**Objective**. Gather all lines in the entries below that include the word "between".
── Provided material ──
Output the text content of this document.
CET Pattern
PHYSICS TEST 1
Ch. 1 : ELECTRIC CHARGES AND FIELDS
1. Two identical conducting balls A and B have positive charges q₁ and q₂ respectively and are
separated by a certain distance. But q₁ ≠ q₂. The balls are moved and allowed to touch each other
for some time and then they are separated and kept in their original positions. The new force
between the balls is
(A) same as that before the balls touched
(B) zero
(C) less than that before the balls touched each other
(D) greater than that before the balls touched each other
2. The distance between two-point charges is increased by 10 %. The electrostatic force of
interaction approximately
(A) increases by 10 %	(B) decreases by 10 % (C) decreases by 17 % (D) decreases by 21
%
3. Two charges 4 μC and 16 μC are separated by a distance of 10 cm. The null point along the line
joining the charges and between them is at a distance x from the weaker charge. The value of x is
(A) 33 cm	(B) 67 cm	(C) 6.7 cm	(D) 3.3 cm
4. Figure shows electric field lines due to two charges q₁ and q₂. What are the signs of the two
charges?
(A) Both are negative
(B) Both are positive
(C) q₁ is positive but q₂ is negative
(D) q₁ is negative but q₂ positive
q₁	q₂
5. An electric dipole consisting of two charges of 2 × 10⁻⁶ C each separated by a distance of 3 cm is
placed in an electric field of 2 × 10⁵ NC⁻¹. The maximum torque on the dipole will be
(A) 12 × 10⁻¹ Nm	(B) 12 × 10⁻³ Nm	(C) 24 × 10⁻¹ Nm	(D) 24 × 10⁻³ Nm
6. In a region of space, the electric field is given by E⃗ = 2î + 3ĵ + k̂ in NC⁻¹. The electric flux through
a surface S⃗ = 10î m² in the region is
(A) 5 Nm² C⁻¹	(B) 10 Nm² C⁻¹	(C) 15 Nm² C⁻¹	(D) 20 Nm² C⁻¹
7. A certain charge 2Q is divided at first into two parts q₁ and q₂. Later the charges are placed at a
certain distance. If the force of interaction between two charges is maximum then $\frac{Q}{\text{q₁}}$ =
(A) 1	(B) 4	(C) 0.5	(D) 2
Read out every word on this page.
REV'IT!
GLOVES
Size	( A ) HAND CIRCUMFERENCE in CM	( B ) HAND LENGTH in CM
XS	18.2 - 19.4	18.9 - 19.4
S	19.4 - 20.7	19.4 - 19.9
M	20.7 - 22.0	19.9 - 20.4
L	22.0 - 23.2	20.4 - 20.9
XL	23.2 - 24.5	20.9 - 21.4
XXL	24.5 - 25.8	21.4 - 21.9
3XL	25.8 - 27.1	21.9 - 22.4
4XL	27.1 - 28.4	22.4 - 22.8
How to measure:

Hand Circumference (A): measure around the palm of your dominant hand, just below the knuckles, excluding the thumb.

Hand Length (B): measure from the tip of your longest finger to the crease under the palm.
───
**Solution to the problem**.
between the balls is
2. The distance between two-point charges is increased by 10 %. The electrostatic force of
joining the charges and between them is at a distance x from the weaker charge. The value of x is
certain distance. If the force of interaction between two charges is maximum then $\frac{Q}{\text{q₁}}$ =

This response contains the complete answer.